§ STATED GOAL
Return all the data, word for word.

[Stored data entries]
---
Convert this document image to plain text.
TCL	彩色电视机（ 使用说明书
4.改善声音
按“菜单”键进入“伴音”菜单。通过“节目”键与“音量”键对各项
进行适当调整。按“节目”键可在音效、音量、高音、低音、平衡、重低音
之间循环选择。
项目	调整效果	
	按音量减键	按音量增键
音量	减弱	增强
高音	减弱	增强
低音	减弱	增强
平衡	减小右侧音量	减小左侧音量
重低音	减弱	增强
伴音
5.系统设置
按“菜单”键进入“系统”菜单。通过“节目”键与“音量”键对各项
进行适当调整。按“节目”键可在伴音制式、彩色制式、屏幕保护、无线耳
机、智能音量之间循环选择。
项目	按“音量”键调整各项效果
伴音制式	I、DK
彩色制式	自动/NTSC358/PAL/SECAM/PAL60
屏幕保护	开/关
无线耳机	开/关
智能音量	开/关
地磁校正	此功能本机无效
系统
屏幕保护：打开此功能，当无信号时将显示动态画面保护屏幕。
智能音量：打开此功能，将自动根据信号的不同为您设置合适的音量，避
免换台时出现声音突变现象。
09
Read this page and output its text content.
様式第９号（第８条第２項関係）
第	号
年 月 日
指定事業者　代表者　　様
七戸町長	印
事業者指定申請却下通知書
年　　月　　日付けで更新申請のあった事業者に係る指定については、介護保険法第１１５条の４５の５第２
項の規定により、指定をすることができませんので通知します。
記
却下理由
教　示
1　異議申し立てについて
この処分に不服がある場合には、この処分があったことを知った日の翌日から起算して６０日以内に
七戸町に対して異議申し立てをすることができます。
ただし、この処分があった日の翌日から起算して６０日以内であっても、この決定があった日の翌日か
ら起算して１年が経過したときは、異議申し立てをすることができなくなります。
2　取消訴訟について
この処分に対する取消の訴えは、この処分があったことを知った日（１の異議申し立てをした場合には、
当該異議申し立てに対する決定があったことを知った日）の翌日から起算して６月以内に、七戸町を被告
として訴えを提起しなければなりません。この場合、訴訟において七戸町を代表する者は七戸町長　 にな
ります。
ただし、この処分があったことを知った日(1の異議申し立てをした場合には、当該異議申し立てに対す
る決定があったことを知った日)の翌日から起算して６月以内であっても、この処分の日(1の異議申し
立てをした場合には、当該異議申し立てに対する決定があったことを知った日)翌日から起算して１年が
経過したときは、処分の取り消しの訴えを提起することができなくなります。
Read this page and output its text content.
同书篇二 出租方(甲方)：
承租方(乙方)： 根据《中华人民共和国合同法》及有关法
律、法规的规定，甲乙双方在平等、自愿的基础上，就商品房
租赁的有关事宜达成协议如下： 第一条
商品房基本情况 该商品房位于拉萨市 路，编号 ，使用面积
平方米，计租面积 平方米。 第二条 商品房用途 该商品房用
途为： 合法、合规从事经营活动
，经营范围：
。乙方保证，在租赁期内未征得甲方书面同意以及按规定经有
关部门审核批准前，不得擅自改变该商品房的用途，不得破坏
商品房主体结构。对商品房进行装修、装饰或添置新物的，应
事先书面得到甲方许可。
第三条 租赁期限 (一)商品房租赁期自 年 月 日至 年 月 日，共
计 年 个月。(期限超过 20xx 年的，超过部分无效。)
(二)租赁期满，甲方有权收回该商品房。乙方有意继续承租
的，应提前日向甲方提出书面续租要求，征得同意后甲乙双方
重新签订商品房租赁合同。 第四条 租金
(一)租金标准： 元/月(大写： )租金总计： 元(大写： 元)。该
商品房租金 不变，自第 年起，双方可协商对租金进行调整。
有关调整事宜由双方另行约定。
---
§ EXPECTED OUTPUT
Convert this document image to plain text.
TCL	彩色电视机（ 使用说明书
4.改善声音
按“菜单”键进入“伴音”菜单。通过“节目”键与“音量”键对各项
进行适当调整。按“节目”键可在音效、音量、高音、低音、平衡、重低音
之间循环选择。
项目	调整效果	
	按音量减键	按音量增键
音量	减弱	增强
高音	减弱	增强
低音	减弱	增强
平衡	减小右侧音量	减小左侧音量
重低音	减弱	增强
伴音
5.系统设置
按“菜单”键进入“系统”菜单。通过“节目”键与“音量”键对各项
进行适当调整。按“节目”键可在伴音制式、彩色制式、屏幕保护、无线耳
机、智能音量之间循环选择。
项目	按“音量”键调整各项效果
伴音制式	I、DK
彩色制式	自动/NTSC358/PAL/SECAM/PAL60
屏幕保护	开/关
无线耳机	开/关
智能音量	开/关
地磁校正	此功能本机无效
系统
屏幕保护：打开此功能，当无信号时将显示动态画面保护屏幕。
智能音量：打开此功能，将自动根据信号的不同为您设置合适的音量，避
免换台时出现声音突变现象。
09
Read this page and output its text content.
様式第９号（第８条第２項関係）
第	号
年 月 日
指定事業者　代表者　　様
七戸町長	印
事業者指定申請却下通知書
年　　月　　日付けで更新申請のあった事業者に係る指定については、介護保険法第１１５条の４５の５第２
項の規定により、指定をすることができませんので通知します。
記
却下理由
教　示
1　異議申し立てについて
この処分に不服がある場合には、この処分があったことを知った日の翌日から起算して６０日以内に
七戸町に対して異議申し立てをすることができます。
ただし、この処分があった日の翌日から起算して６０日以内であっても、この決定があった日の翌日か
ら起算して１年が経過したときは、異議申し立てをすることができなくなります。
2　取消訴訟について
この処分に対する取消の訴えは、この処分があったことを知った日（１の異議申し立てをした場合には、
当該異議申し立てに対する決定があったことを知った日）の翌日から起算して６月以内に、七戸町を被告
として訴えを提起しなければなりません。この場合、訴訟において七戸町を代表する者は七戸町長　 にな
ります。
ただし、この処分があったことを知った日(1の異議申し立てをした場合には、当該異議申し立てに対す
る決定があったことを知った日)の翌日から起算して６月以内であっても、この処分の日(1の異議申し
立てをした場合には、当該異議申し立てに対する決定があったことを知った日)翌日から起算して１年が
経過したときは、処分の取り消しの訴えを提起することができなくなります。
Read this page and output its text content.
同书篇二 出租方(甲方)：
承租方(乙方)： 根据《中华人民共和国合同法》及有关法
律、法规的规定，甲乙双方在平等、自愿的基础上，就商品房
租赁的有关事宜达成协议如下： 第一条
商品房基本情况 该商品房位于拉萨市 路，编号 ，使用面积
平方米，计租面积 平方米。 第二条 商品房用途 该商品房用
途为： 合法、合规从事经营活动
，经营范围：
。乙方保证，在租赁期内未征得甲方书面同意以及按规定经有
关部门审核批准前，不得擅自改变该商品房的用途，不得破坏
商品房主体结构。对商品房进行装修、装饰或添置新物的，应
事先书面得到甲方许可。
第三条 租赁期限 (一)商品房租赁期自 年 月 日至 年 月 日，共
计 年 个月。(期限超过 20xx 年的，超过部分无效。)
(二)租赁期满，甲方有权收回该商品房。乙方有意继续承租
的，应提前日向甲方提出书面续租要求，征得同意后甲乙双方
重新签订商品房租赁合同。 第四条 租金
(一)租金标准： 元/月(大写： )租金总计： 元(大写： 元)。该
商品房租金 不变，自第 年起，双方可协商对租金进行调整。
有关调整事宜由双方另行约定。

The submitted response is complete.